# [Your goal]
Reproduce exactly the lines beginning with the line that contains "Give me the" and ending at the final line of the material below.

# [Record set]
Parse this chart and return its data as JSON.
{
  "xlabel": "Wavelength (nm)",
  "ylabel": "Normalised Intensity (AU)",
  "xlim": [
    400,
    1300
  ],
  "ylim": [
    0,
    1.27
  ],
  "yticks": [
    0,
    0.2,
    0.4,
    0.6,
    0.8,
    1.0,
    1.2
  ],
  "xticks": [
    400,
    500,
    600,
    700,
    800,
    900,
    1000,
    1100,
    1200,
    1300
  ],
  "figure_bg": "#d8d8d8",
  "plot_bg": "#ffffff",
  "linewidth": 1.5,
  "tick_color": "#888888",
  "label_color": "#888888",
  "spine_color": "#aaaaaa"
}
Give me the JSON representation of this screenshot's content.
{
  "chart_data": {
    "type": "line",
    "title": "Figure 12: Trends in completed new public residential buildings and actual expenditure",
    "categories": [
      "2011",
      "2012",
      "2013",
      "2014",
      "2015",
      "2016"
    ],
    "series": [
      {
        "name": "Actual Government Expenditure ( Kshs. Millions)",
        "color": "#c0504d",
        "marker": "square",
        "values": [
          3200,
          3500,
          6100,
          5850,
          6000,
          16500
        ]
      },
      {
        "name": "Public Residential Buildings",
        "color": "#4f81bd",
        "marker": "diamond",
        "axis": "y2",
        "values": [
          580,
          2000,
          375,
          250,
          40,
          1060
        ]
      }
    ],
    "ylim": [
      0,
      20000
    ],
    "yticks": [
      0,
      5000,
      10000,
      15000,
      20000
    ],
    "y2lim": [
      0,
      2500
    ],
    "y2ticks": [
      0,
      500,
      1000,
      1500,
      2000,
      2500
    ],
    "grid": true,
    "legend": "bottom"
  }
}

# [Full solution]
Give me the JSON representation of this screenshot's content.
{
  "chart_data": {
    "type": "line",
    "title": "Figure 12: Trends in completed new public residential buildings and actual expenditure",
    "categories": [
      "2011",
      "2012",
      "2013",
      "2014",
      "2015",
      "2016"
    ],
    "series": [
      {
        "name": "Actual Government Expenditure ( Kshs. Millions)",
        "color": "#c0504d",
        "marker": "square",
        "values": [
          3200,
          3500,
          6100,
          5850,
          6000,
          16500
        ]
      },
      {
        "name": "Public Residential Buildings",
        "color": "#4f81bd",
        "marker": "diamond",
        "axis": "y2",
        "values": [
          580,
          2000,
          375,
          250,
          40,
          1060
        ]
      }
    ],
    "ylim": [
      0,
      20000
    ],
    "yticks": [
      0,
      5000,
      10000,
      15000,
      20000
    ],
    "y2lim": [
      0,
      2500
    ],
    "y2ticks": [
      0,
      500,
      1000,
      1500,
      2000,
      2500
    ],
    "grid": true,
    "legend": "bottom"
  }
}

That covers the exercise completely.